• DATA ROWS:
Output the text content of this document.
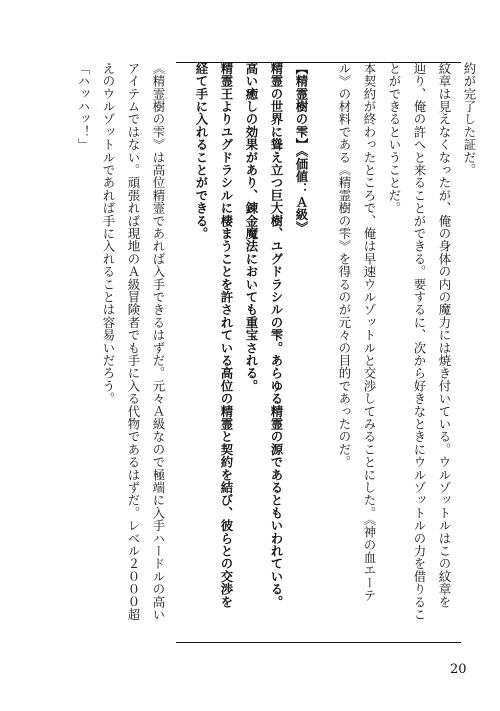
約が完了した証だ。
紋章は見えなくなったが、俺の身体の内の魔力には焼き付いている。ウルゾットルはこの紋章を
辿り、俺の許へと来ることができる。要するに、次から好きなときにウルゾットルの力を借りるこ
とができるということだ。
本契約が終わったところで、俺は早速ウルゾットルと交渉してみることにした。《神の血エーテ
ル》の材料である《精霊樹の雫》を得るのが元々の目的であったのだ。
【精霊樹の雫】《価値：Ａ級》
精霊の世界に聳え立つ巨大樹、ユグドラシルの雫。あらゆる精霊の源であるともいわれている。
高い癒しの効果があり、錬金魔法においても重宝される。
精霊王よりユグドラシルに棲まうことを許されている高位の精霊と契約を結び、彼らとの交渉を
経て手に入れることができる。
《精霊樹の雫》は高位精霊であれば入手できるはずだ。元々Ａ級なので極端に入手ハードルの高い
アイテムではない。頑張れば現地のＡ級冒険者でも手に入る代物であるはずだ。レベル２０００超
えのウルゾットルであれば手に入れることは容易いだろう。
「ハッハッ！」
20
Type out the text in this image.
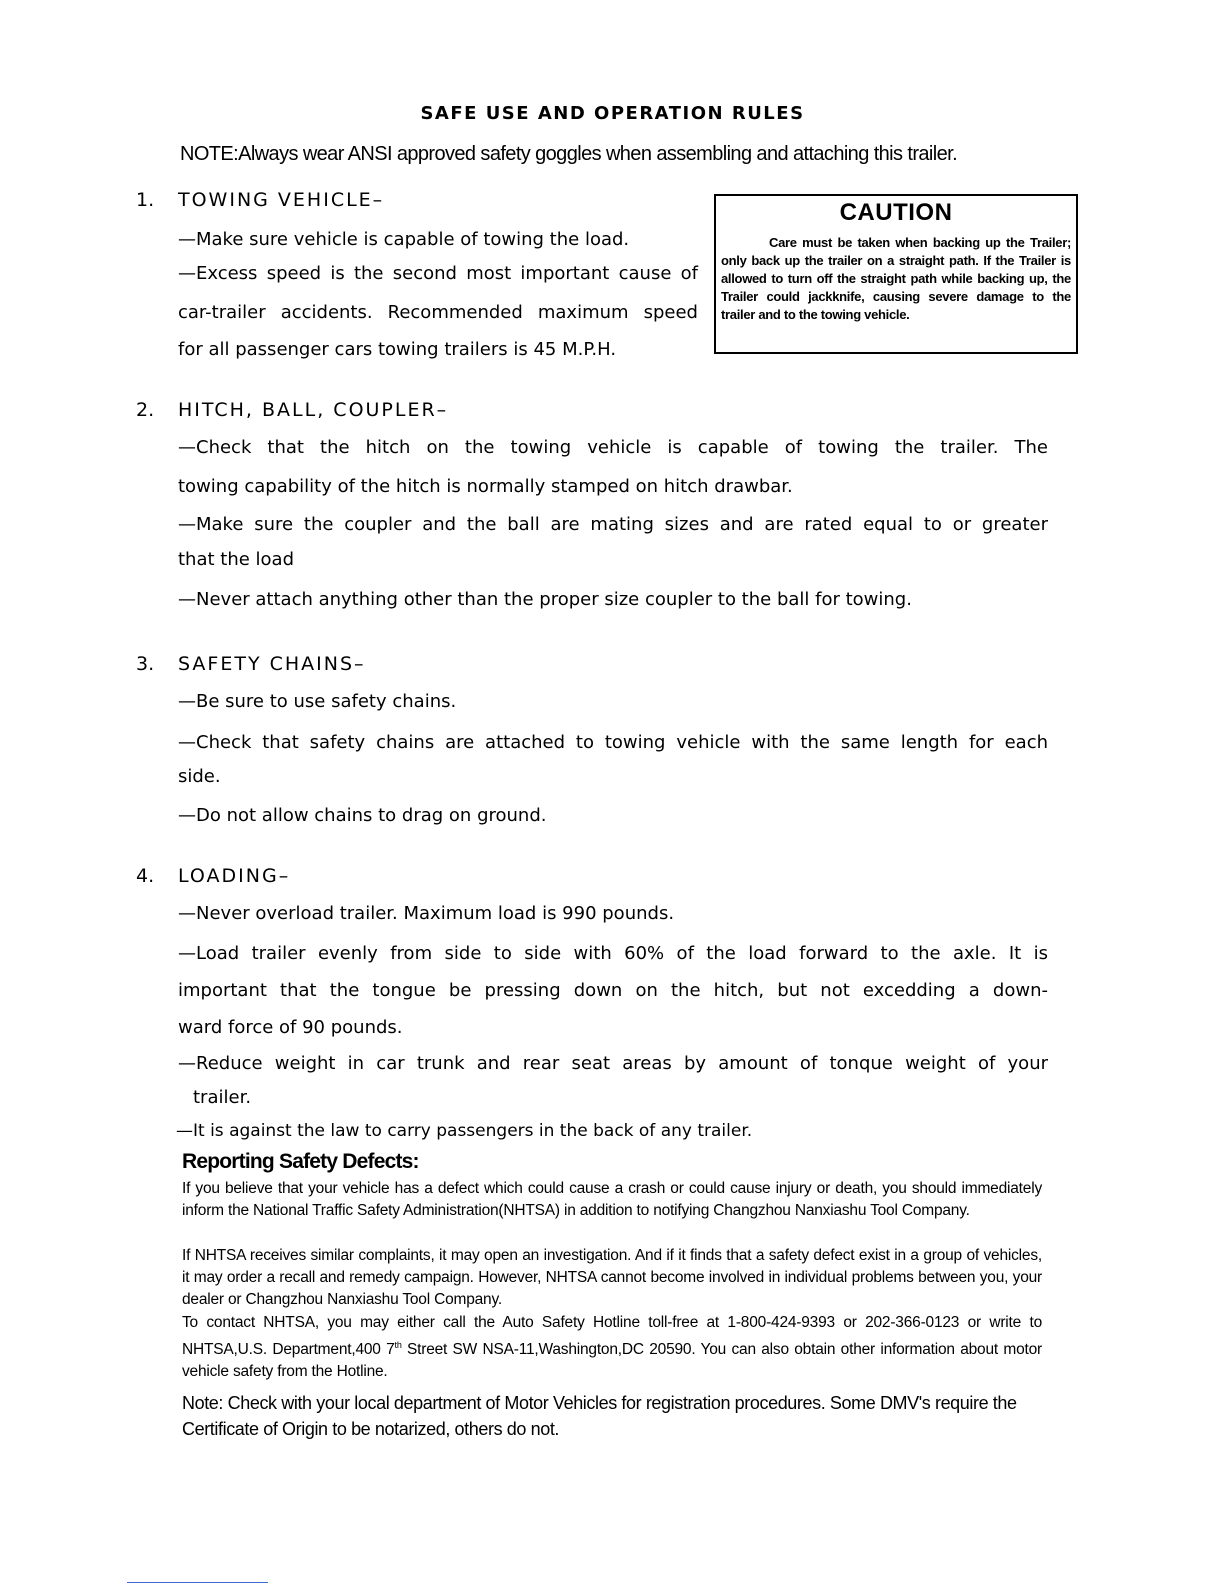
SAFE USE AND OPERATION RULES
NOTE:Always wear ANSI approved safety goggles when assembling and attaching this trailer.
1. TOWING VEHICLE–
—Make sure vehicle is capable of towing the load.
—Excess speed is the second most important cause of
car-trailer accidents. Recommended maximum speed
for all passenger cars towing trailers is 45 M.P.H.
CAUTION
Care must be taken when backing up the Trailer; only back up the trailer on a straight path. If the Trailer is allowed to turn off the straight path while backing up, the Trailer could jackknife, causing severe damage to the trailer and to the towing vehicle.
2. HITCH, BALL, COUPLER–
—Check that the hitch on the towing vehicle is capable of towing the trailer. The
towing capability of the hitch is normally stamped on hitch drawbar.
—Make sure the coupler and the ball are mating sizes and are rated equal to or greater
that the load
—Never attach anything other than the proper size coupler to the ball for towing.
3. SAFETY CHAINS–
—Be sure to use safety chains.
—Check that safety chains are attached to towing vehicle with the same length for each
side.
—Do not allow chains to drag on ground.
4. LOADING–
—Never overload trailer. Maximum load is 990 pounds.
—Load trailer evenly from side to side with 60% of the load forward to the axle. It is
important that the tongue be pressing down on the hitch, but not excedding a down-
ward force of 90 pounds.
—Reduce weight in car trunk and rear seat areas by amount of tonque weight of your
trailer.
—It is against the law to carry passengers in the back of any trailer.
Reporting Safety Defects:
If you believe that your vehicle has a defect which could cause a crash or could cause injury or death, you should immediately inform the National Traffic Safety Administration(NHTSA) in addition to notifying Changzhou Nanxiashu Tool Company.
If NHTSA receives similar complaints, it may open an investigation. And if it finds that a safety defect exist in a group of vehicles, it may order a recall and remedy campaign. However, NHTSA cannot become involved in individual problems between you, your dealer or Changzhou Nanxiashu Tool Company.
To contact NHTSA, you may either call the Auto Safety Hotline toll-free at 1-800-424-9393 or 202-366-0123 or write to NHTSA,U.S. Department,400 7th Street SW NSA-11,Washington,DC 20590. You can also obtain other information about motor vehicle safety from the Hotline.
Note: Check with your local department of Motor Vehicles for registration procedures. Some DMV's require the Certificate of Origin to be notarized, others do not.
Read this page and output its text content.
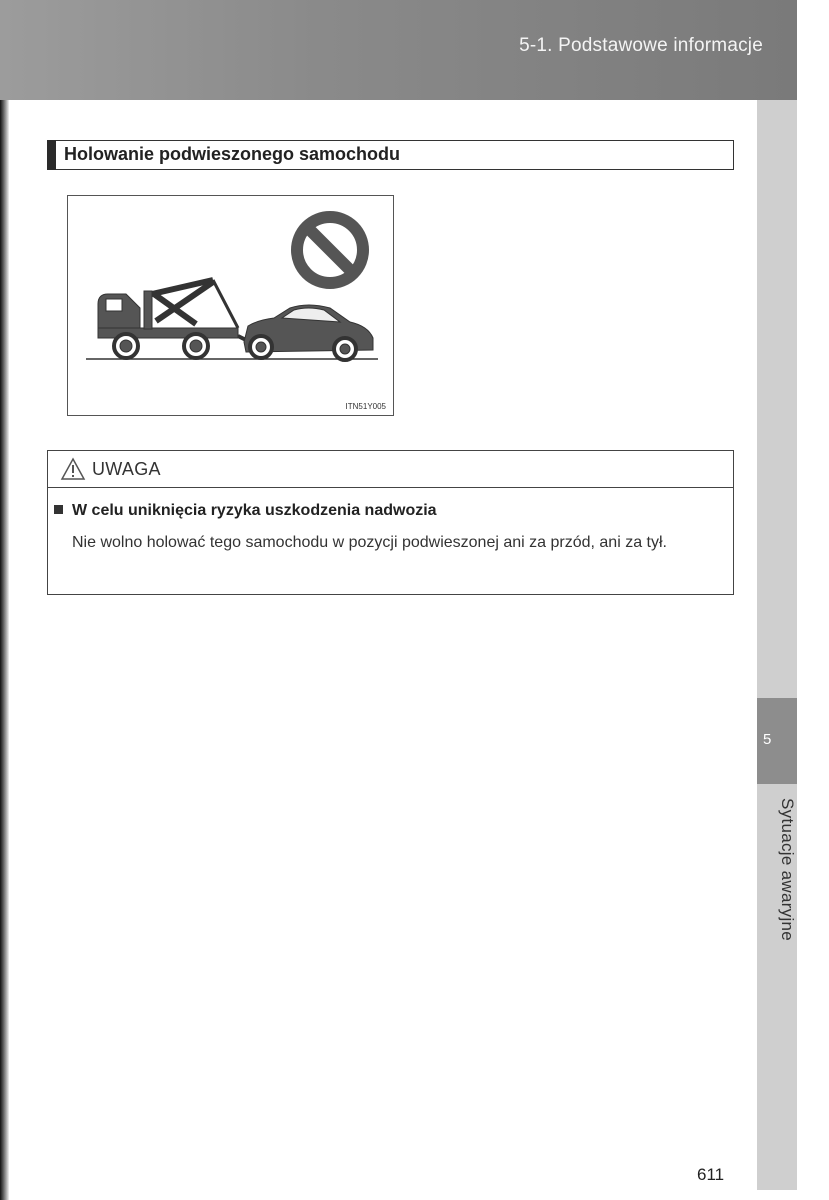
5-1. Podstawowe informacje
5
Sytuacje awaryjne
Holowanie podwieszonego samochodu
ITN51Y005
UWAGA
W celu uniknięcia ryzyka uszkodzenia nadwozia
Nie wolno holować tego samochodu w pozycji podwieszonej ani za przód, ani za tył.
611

• WHAT TO DO:
Each line above that includes "back" counts once; state the total and nothing more.

• RESPONSE TO THE EXERCISE:
2